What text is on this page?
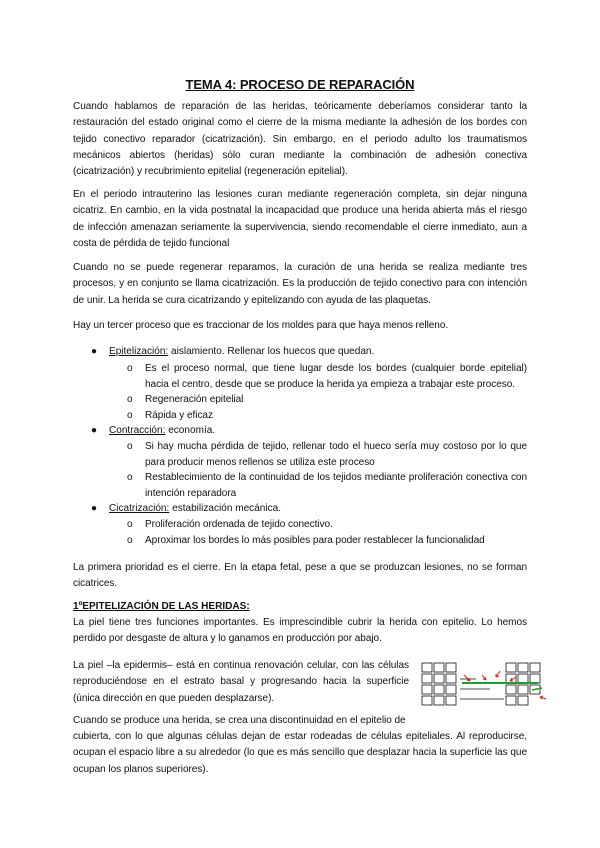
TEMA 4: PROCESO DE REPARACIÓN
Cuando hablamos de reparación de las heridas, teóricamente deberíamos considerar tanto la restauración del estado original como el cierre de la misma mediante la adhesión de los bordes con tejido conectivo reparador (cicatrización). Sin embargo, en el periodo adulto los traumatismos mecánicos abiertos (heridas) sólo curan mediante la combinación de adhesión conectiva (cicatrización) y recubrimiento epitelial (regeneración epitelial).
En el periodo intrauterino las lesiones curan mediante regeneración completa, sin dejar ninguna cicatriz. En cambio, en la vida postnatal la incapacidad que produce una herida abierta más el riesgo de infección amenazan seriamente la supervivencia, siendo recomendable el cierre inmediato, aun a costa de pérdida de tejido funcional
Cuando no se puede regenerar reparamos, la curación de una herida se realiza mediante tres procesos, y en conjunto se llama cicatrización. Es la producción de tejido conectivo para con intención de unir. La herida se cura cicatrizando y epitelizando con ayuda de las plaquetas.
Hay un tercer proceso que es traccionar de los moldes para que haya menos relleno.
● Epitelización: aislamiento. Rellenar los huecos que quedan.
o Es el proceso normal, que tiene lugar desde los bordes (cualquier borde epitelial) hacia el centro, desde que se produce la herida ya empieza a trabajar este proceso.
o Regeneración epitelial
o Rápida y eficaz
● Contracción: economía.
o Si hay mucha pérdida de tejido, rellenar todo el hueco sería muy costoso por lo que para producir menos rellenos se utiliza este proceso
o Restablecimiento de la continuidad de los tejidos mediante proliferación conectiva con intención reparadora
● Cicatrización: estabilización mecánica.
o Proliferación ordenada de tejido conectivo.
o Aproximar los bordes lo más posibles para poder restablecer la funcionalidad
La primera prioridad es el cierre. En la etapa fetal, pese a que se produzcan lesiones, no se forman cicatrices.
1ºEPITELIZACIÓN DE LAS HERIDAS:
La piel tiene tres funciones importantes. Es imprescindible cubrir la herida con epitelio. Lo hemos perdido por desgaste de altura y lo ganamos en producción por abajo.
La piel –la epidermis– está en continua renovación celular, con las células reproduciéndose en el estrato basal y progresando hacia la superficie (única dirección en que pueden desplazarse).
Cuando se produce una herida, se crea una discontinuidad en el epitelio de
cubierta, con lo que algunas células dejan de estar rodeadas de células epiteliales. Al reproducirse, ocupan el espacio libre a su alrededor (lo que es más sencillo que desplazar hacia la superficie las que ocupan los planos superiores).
···
GOAL.
Copy the records above exactly, omitting every picture.

EXPECTED ANSWER.
What text is on this page?
TEMA 4: PROCESO DE REPARACIÓN
Cuando hablamos de reparación de las heridas, teóricamente deberíamos considerar tanto la restauración del estado original como el cierre de la misma mediante la adhesión de los bordes con tejido conectivo reparador (cicatrización). Sin embargo, en el periodo adulto los traumatismos mecánicos abiertos (heridas) sólo curan mediante la combinación de adhesión conectiva (cicatrización) y recubrimiento epitelial (regeneración epitelial).
En el periodo intrauterino las lesiones curan mediante regeneración completa, sin dejar ninguna cicatriz. En cambio, en la vida postnatal la incapacidad que produce una herida abierta más el riesgo de infección amenazan seriamente la supervivencia, siendo recomendable el cierre inmediato, aun a costa de pérdida de tejido funcional
Cuando no se puede regenerar reparamos, la curación de una herida se realiza mediante tres procesos, y en conjunto se llama cicatrización. Es la producción de tejido conectivo para con intención de unir. La herida se cura cicatrizando y epitelizando con ayuda de las plaquetas.
Hay un tercer proceso que es traccionar de los moldes para que haya menos relleno.
● Epitelización: aislamiento. Rellenar los huecos que quedan.
o Es el proceso normal, que tiene lugar desde los bordes (cualquier borde epitelial) hacia el centro, desde que se produce la herida ya empieza a trabajar este proceso.
o Regeneración epitelial
o Rápida y eficaz
● Contracción: economía.
o Si hay mucha pérdida de tejido, rellenar todo el hueco sería muy costoso por lo que para producir menos rellenos se utiliza este proceso
o Restablecimiento de la continuidad de los tejidos mediante proliferación conectiva con intención reparadora
● Cicatrización: estabilización mecánica.
o Proliferación ordenada de tejido conectivo.
o Aproximar los bordes lo más posibles para poder restablecer la funcionalidad
La primera prioridad es el cierre. En la etapa fetal, pese a que se produzcan lesiones, no se forman cicatrices.
1ºEPITELIZACIÓN DE LAS HERIDAS:
La piel tiene tres funciones importantes. Es imprescindible cubrir la herida con epitelio. Lo hemos perdido por desgaste de altura y lo ganamos en producción por abajo.
La piel –la epidermis– está en continua renovación celular, con las células reproduciéndose en el estrato basal y progresando hacia la superficie (única dirección en que pueden desplazarse).
Cuando se produce una herida, se crea una discontinuidad en el epitelio de
cubierta, con lo que algunas células dejan de estar rodeadas de células epiteliales. Al reproducirse, ocupan el espacio libre a su alrededor (lo que es más sencillo que desplazar hacia la superficie las que ocupan los planos superiores).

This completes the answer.